▶ Stored entries:
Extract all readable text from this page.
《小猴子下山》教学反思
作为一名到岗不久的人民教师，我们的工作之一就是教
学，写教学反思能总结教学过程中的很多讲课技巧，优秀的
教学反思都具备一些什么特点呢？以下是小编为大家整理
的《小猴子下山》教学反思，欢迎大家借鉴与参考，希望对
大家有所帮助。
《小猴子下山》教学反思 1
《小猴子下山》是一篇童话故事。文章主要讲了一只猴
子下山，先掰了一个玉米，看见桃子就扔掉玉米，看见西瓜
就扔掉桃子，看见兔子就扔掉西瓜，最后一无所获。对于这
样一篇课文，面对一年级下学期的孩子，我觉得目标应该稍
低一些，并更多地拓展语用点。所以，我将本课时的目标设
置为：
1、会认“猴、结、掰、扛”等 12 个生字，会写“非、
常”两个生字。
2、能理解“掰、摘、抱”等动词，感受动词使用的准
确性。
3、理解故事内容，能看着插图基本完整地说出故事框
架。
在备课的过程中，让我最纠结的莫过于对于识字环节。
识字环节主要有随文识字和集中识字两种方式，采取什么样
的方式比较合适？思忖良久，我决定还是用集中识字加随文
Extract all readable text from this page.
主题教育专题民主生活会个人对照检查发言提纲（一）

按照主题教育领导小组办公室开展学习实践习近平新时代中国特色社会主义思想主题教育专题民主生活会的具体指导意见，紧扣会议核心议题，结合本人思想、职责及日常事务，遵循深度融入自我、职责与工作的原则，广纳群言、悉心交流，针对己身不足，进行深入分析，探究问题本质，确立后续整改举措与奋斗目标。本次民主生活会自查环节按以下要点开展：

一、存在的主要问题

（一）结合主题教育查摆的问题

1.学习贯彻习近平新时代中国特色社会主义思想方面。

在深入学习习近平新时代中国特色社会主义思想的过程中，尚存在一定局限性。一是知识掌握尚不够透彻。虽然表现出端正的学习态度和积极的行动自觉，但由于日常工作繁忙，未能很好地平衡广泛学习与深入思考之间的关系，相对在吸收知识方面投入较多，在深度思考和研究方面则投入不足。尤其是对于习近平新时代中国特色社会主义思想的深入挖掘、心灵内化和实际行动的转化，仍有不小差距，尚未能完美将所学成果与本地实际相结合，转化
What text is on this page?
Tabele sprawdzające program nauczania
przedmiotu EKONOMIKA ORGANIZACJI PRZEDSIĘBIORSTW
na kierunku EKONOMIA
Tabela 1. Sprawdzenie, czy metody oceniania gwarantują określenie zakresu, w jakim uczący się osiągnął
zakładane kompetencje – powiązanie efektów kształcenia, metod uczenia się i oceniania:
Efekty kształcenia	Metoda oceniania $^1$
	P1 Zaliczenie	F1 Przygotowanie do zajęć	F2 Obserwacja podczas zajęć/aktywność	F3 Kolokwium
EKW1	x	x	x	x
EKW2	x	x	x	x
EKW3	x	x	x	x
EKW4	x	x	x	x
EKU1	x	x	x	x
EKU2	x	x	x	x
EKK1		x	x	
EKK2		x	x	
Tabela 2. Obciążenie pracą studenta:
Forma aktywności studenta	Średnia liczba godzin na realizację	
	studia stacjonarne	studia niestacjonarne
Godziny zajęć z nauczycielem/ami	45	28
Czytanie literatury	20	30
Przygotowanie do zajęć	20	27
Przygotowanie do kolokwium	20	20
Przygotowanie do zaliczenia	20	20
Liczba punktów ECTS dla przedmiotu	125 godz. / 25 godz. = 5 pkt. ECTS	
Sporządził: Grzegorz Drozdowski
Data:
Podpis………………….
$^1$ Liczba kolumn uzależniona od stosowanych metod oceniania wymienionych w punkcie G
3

▶ WRITTEN PROBLEM: In the lines above, locate the string "Przygotowanie". Copy every line where it occurs.

▶ SOLUTION FOR THIS PROBLEM:
	P1 Zaliczenie	F1 Przygotowanie do zajęć	F2 Obserwacja podczas zajęć/aktywność	F3 Kolokwium
Przygotowanie do zajęć	20	27
Przygotowanie do kolokwium	20	20
Przygotowanie do zaliczenia	20	20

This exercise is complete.